Problem description:
Restate the data word for word and leave the images out.

The records:

— Begin —

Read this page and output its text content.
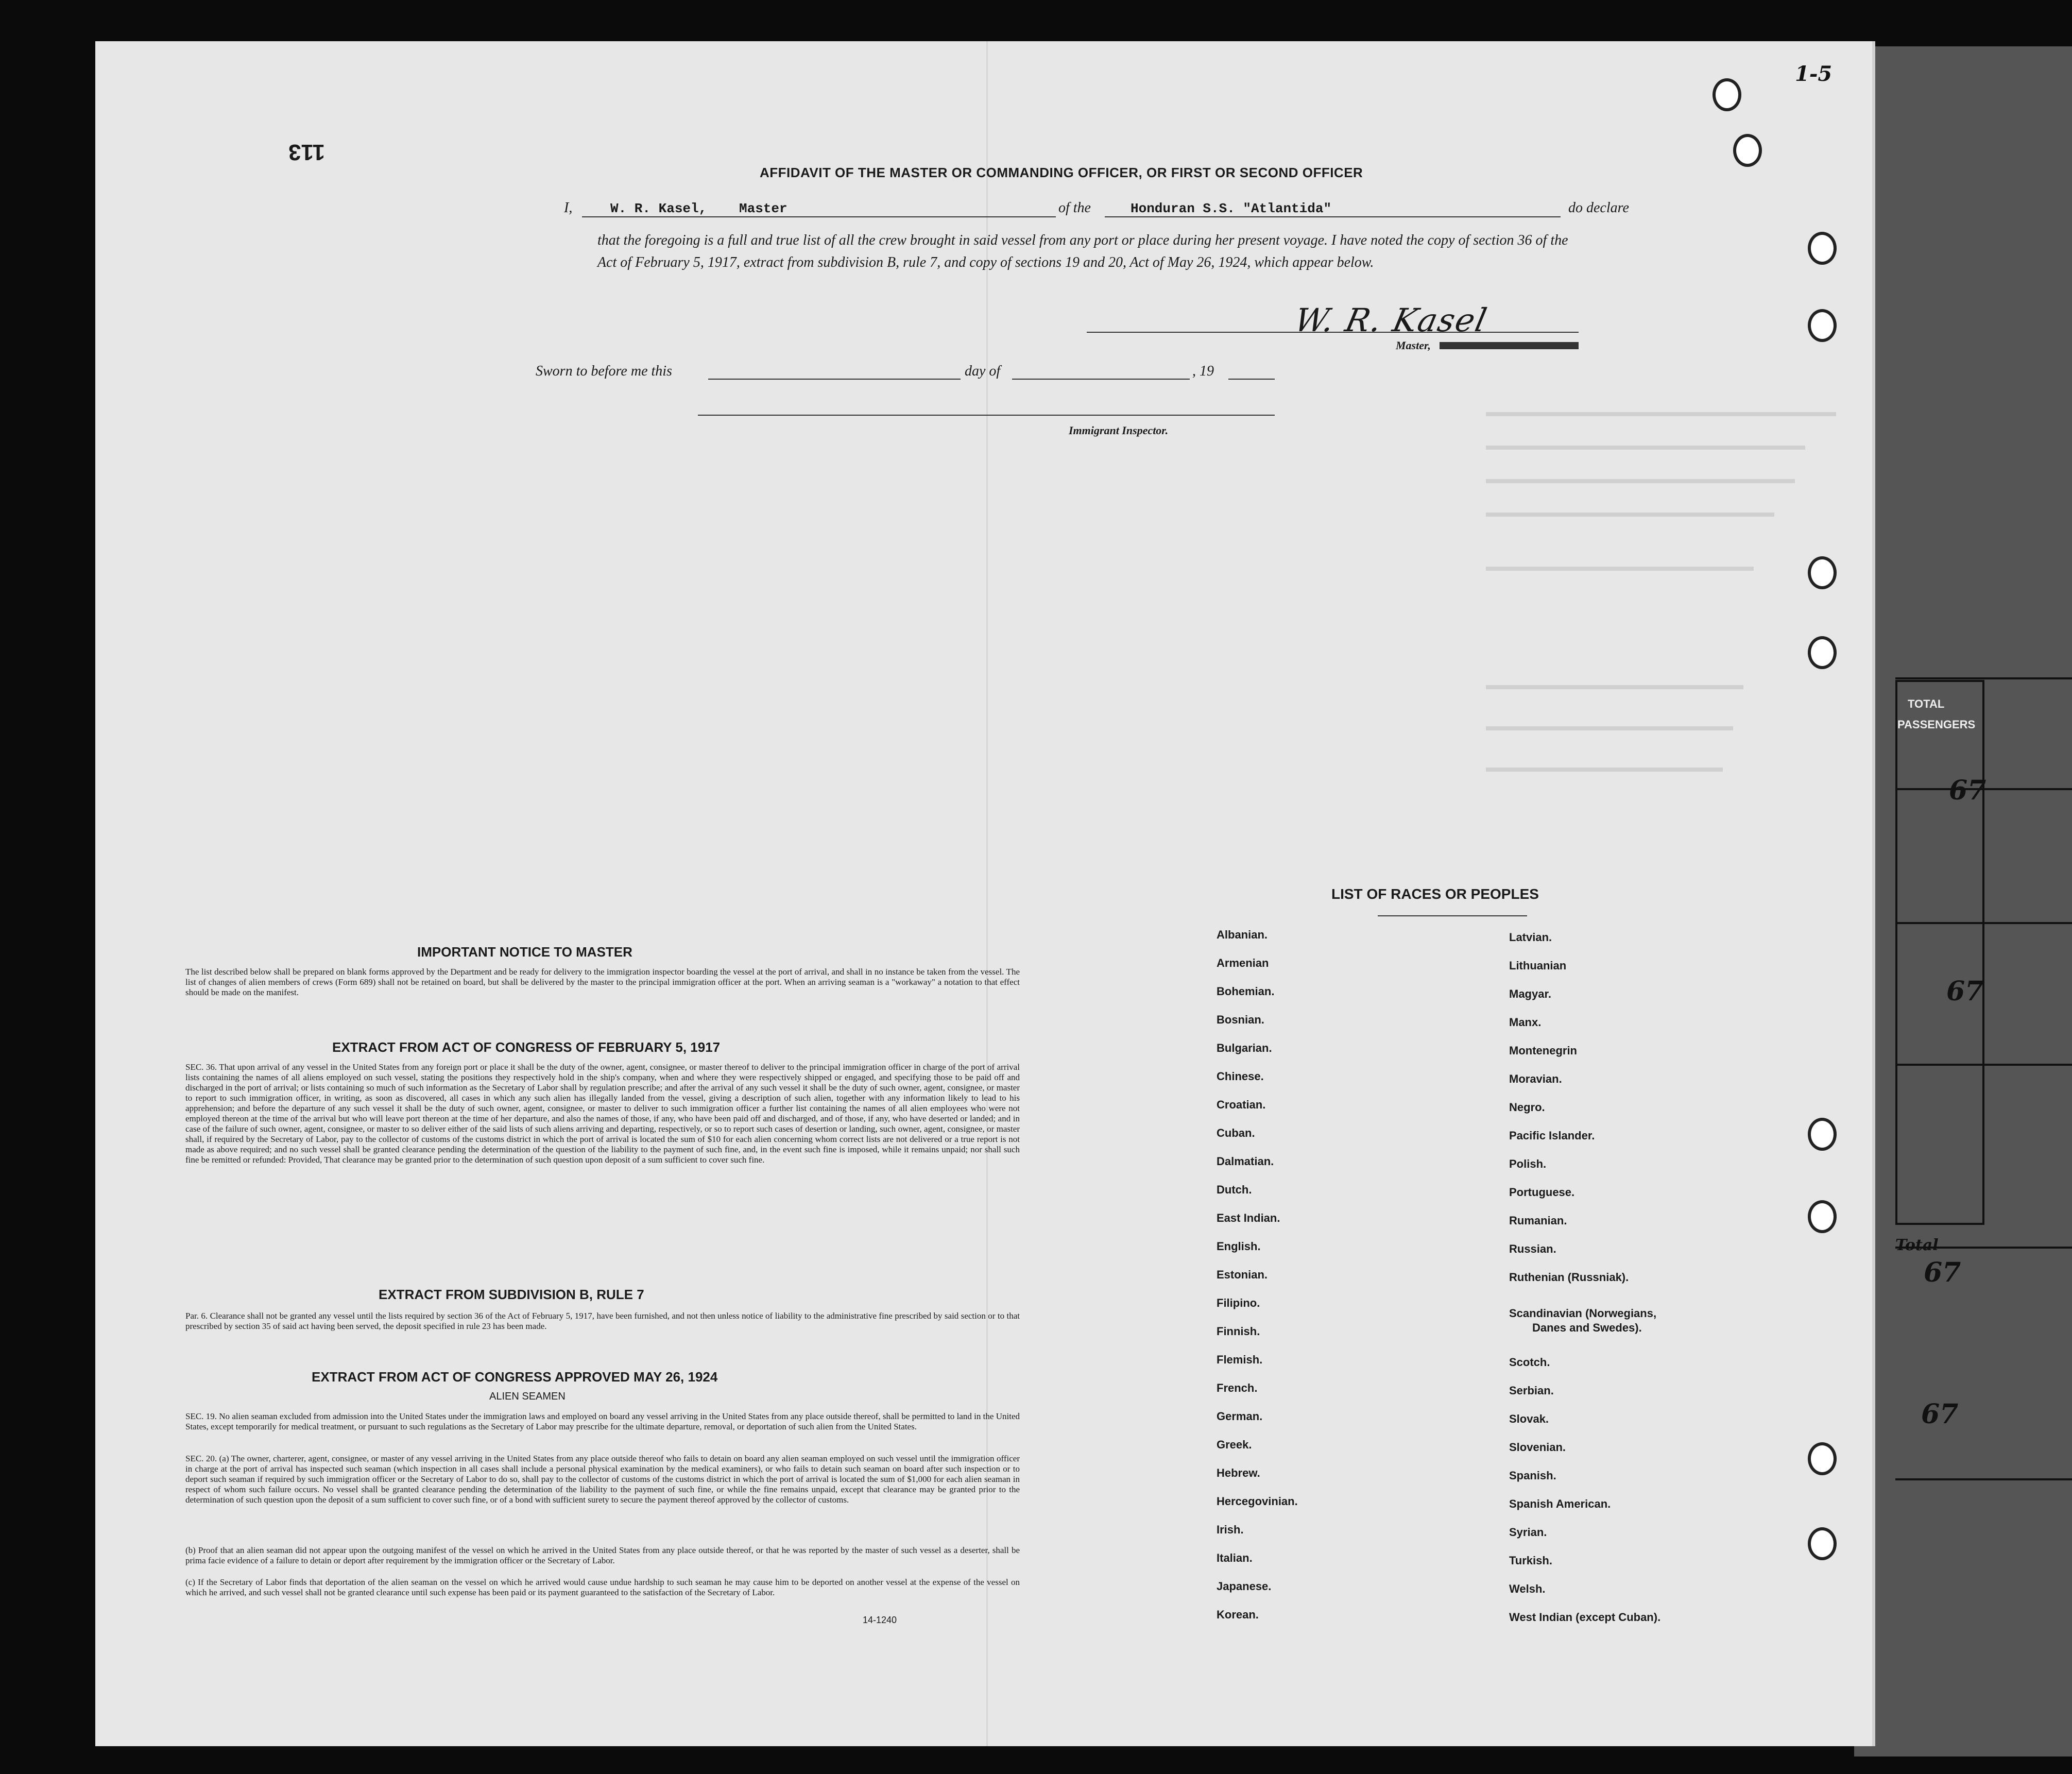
TOTAL
PASSENGERS
67
67
Total
67
67
1-5
113
AFFIDAVIT OF THE MASTER OR COMMANDING OFFICER, OR FIRST OR SECOND OFFICER
I,	W. R. Kasel, Master	of the	Honduran S.S. "Atlantida"	do declare
that the foregoing is a full and true list of all the crew brought in said vessel from any port or place during her present voyage. I have noted the copy of section 36 of the Act of February 5, 1917, extract from subdivision B, rule 7, and copy of sections 19 and 20, Act of May 26, 1924, which appear below.
W. R. Kasel
Master,
Sworn to before me this	day of	, 19
Immigrant Inspector.
IMPORTANT NOTICE TO MASTER
The list described below shall be prepared on blank forms approved by the Department and be ready for delivery to the immigration inspector boarding the vessel at the port of arrival, and shall in no instance be taken from the vessel. The list of changes of alien members of crews (Form 689) shall not be retained on board, but shall be delivered by the master to the principal immigration officer at the port. When an arriving seaman is a "workaway" a notation to that effect should be made on the manifest.
EXTRACT FROM ACT OF CONGRESS OF FEBRUARY 5, 1917
SEC. 36. That upon arrival of any vessel in the United States from any foreign port or place it shall be the duty of the owner, agent, consignee, or master thereof to deliver to the principal immigration officer in charge of the port of arrival lists containing the names of all aliens employed on such vessel, stating the positions they respectively hold in the ship's company, when and where they were respectively shipped or engaged, and specifying those to be paid off and discharged in the port of arrival; or lists containing so much of such information as the Secretary of Labor shall by regulation prescribe; and after the arrival of any such vessel it shall be the duty of such owner, agent, consignee, or master to report to such immigration officer, in writing, as soon as discovered, all cases in which any such alien has illegally landed from the vessel, giving a description of such alien, together with any information likely to lead to his apprehension; and before the departure of any such vessel it shall be the duty of such owner, agent, consignee, or master to deliver to such immigration officer a further list containing the names of all alien employees who were not employed thereon at the time of the arrival but who will leave port thereon at the time of her departure, and also the names of those, if any, who have been paid off and discharged, and of those, if any, who have deserted or landed; and in case of the failure of such owner, agent, consignee, or master to so deliver either of the said lists of such aliens arriving and departing, respectively, or so to report such cases of desertion or landing, such owner, agent, consignee, or master shall, if required by the Secretary of Labor, pay to the collector of customs of the customs district in which the port of arrival is located the sum of $10 for each alien concerning whom correct lists are not delivered or a true report is not made as above required; and no such vessel shall be granted clearance pending the determination of the question of the liability to the payment of such fine, and, in the event such fine is imposed, while it remains unpaid; nor shall such fine be remitted or refunded: Provided, That clearance may be granted prior to the determination of such question upon deposit of a sum sufficient to cover such fine.
EXTRACT FROM SUBDIVISION B, RULE 7
Par. 6. Clearance shall not be granted any vessel until the lists required by section 36 of the Act of February 5, 1917, have been furnished, and not then unless notice of liability to the administrative fine prescribed by said section or to that prescribed by section 35 of said act having been served, the deposit specified in rule 23 has been made.
EXTRACT FROM ACT OF CONGRESS APPROVED MAY 26, 1924
ALIEN SEAMEN
SEC. 19. No alien seaman excluded from admission into the United States under the immigration laws and employed on board any vessel arriving in the United States from any place outside thereof, shall be permitted to land in the United States, except temporarily for medical treatment, or pursuant to such regulations as the Secretary of Labor may prescribe for the ultimate departure, removal, or deportation of such alien from the United States.
SEC. 20. (a) The owner, charterer, agent, consignee, or master of any vessel arriving in the United States from any place outside thereof who fails to detain on board any alien seaman employed on such vessel until the immigration officer in charge at the port of arrival has inspected such seaman (which inspection in all cases shall include a personal physical examination by the medical examiners), or who fails to detain such seaman on board after such inspection or to deport such seaman if required by such immigration officer or the Secretary of Labor to do so, shall pay to the collector of customs of the customs district in which the port of arrival is located the sum of $1,000 for each alien seaman in respect of whom such failure occurs. No vessel shall be granted clearance pending the determination of the liability to the payment of such fine, or while the fine remains unpaid, except that clearance may be granted prior to the determination of such question upon the deposit of a sum sufficient to cover such fine, or of a bond with sufficient surety to secure the payment thereof approved by the collector of customs.
(b) Proof that an alien seaman did not appear upon the outgoing manifest of the vessel on which he arrived in the United States from any place outside thereof, or that he was reported by the master of such vessel as a deserter, shall be prima facie evidence of a failure to detain or deport after requirement by the immigration officer or the Secretary of Labor.
(c) If the Secretary of Labor finds that deportation of the alien seaman on the vessel on which he arrived would cause undue hardship to such seaman he may cause him to be deported on another vessel at the expense of the vessel on which he arrived, and such vessel shall not be granted clearance until such expense has been paid or its payment guaranteed to the satisfaction of the Secretary of Labor.
14-1240
LIST OF RACES OR PEOPLES
Albanian.
Armenian
Bohemian.
Bosnian.
Bulgarian.
Chinese.
Croatian.
Cuban.
Dalmatian.
Dutch.
East Indian.
English.
Estonian.
Filipino.
Finnish.
Flemish.
French.
German.
Greek.
Hebrew.
Hercegovinian.
Irish.
Italian.
Japanese.
Korean.
Latvian.
Lithuanian
Magyar.
Manx.
Montenegrin
Moravian.
Negro.
Pacific Islander.
Polish.
Portuguese.
Rumanian.
Russian.
Ruthenian (Russniak).
Scandinavian (Norwegians,
Danes and Swedes).
Scotch.
Serbian.
Slovak.
Slovenian.
Spanish.
Spanish American.
Syrian.
Turkish.
Welsh.
West Indian (except Cuban).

— End —

Exercise result:
Read this page and output its text content.
TOTAL
PASSENGERS
67
67
Total
67
67
1-5
113
AFFIDAVIT OF THE MASTER OR COMMANDING OFFICER, OR FIRST OR SECOND OFFICER
I,	W. R. Kasel, Master	of the	Honduran S.S. "Atlantida"	do declare
that the foregoing is a full and true list of all the crew brought in said vessel from any port or place during her present voyage. I have noted the copy of section 36 of the Act of February 5, 1917, extract from subdivision B, rule 7, and copy of sections 19 and 20, Act of May 26, 1924, which appear below.
W. R. Kasel
Master,
Sworn to before me this	day of	, 19
Immigrant Inspector.
IMPORTANT NOTICE TO MASTER
The list described below shall be prepared on blank forms approved by the Department and be ready for delivery to the immigration inspector boarding the vessel at the port of arrival, and shall in no instance be taken from the vessel. The list of changes of alien members of crews (Form 689) shall not be retained on board, but shall be delivered by the master to the principal immigration officer at the port. When an arriving seaman is a "workaway" a notation to that effect should be made on the manifest.
EXTRACT FROM ACT OF CONGRESS OF FEBRUARY 5, 1917
SEC. 36. That upon arrival of any vessel in the United States from any foreign port or place it shall be the duty of the owner, agent, consignee, or master thereof to deliver to the principal immigration officer in charge of the port of arrival lists containing the names of all aliens employed on such vessel, stating the positions they respectively hold in the ship's company, when and where they were respectively shipped or engaged, and specifying those to be paid off and discharged in the port of arrival; or lists containing so much of such information as the Secretary of Labor shall by regulation prescribe; and after the arrival of any such vessel it shall be the duty of such owner, agent, consignee, or master to report to such immigration officer, in writing, as soon as discovered, all cases in which any such alien has illegally landed from the vessel, giving a description of such alien, together with any information likely to lead to his apprehension; and before the departure of any such vessel it shall be the duty of such owner, agent, consignee, or master to deliver to such immigration officer a further list containing the names of all alien employees who were not employed thereon at the time of the arrival but who will leave port thereon at the time of her departure, and also the names of those, if any, who have been paid off and discharged, and of those, if any, who have deserted or landed; and in case of the failure of such owner, agent, consignee, or master to so deliver either of the said lists of such aliens arriving and departing, respectively, or so to report such cases of desertion or landing, such owner, agent, consignee, or master shall, if required by the Secretary of Labor, pay to the collector of customs of the customs district in which the port of arrival is located the sum of $10 for each alien concerning whom correct lists are not delivered or a true report is not made as above required; and no such vessel shall be granted clearance pending the determination of the question of the liability to the payment of such fine, and, in the event such fine is imposed, while it remains unpaid; nor shall such fine be remitted or refunded: Provided, That clearance may be granted prior to the determination of such question upon deposit of a sum sufficient to cover such fine.
EXTRACT FROM SUBDIVISION B, RULE 7
Par. 6. Clearance shall not be granted any vessel until the lists required by section 36 of the Act of February 5, 1917, have been furnished, and not then unless notice of liability to the administrative fine prescribed by said section or to that prescribed by section 35 of said act having been served, the deposit specified in rule 23 has been made.
EXTRACT FROM ACT OF CONGRESS APPROVED MAY 26, 1924
ALIEN SEAMEN
SEC. 19. No alien seaman excluded from admission into the United States under the immigration laws and employed on board any vessel arriving in the United States from any place outside thereof, shall be permitted to land in the United States, except temporarily for medical treatment, or pursuant to such regulations as the Secretary of Labor may prescribe for the ultimate departure, removal, or deportation of such alien from the United States.
SEC. 20. (a) The owner, charterer, agent, consignee, or master of any vessel arriving in the United States from any place outside thereof who fails to detain on board any alien seaman employed on such vessel until the immigration officer in charge at the port of arrival has inspected such seaman (which inspection in all cases shall include a personal physical examination by the medical examiners), or who fails to detain such seaman on board after such inspection or to deport such seaman if required by such immigration officer or the Secretary of Labor to do so, shall pay to the collector of customs of the customs district in which the port of arrival is located the sum of $1,000 for each alien seaman in respect of whom such failure occurs. No vessel shall be granted clearance pending the determination of the liability to the payment of such fine, or while the fine remains unpaid, except that clearance may be granted prior to the determination of such question upon the deposit of a sum sufficient to cover such fine, or of a bond with sufficient surety to secure the payment thereof approved by the collector of customs.
(b) Proof that an alien seaman did not appear upon the outgoing manifest of the vessel on which he arrived in the United States from any place outside thereof, or that he was reported by the master of such vessel as a deserter, shall be prima facie evidence of a failure to detain or deport after requirement by the immigration officer or the Secretary of Labor.
(c) If the Secretary of Labor finds that deportation of the alien seaman on the vessel on which he arrived would cause undue hardship to such seaman he may cause him to be deported on another vessel at the expense of the vessel on which he arrived, and such vessel shall not be granted clearance until such expense has been paid or its payment guaranteed to the satisfaction of the Secretary of Labor.
14-1240
LIST OF RACES OR PEOPLES
Albanian.
Armenian
Bohemian.
Bosnian.
Bulgarian.
Chinese.
Croatian.
Cuban.
Dalmatian.
Dutch.
East Indian.
English.
Estonian.
Filipino.
Finnish.
Flemish.
French.
German.
Greek.
Hebrew.
Hercegovinian.
Irish.
Italian.
Japanese.
Korean.
Latvian.
Lithuanian
Magyar.
Manx.
Montenegrin
Moravian.
Negro.
Pacific Islander.
Polish.
Portuguese.
Rumanian.
Russian.
Ruthenian (Russniak).
Scandinavian (Norwegians,
Danes and Swedes).
Scotch.
Serbian.
Slovak.
Slovenian.
Spanish.
Spanish American.
Syrian.
Turkish.
Welsh.
West Indian (except Cuban).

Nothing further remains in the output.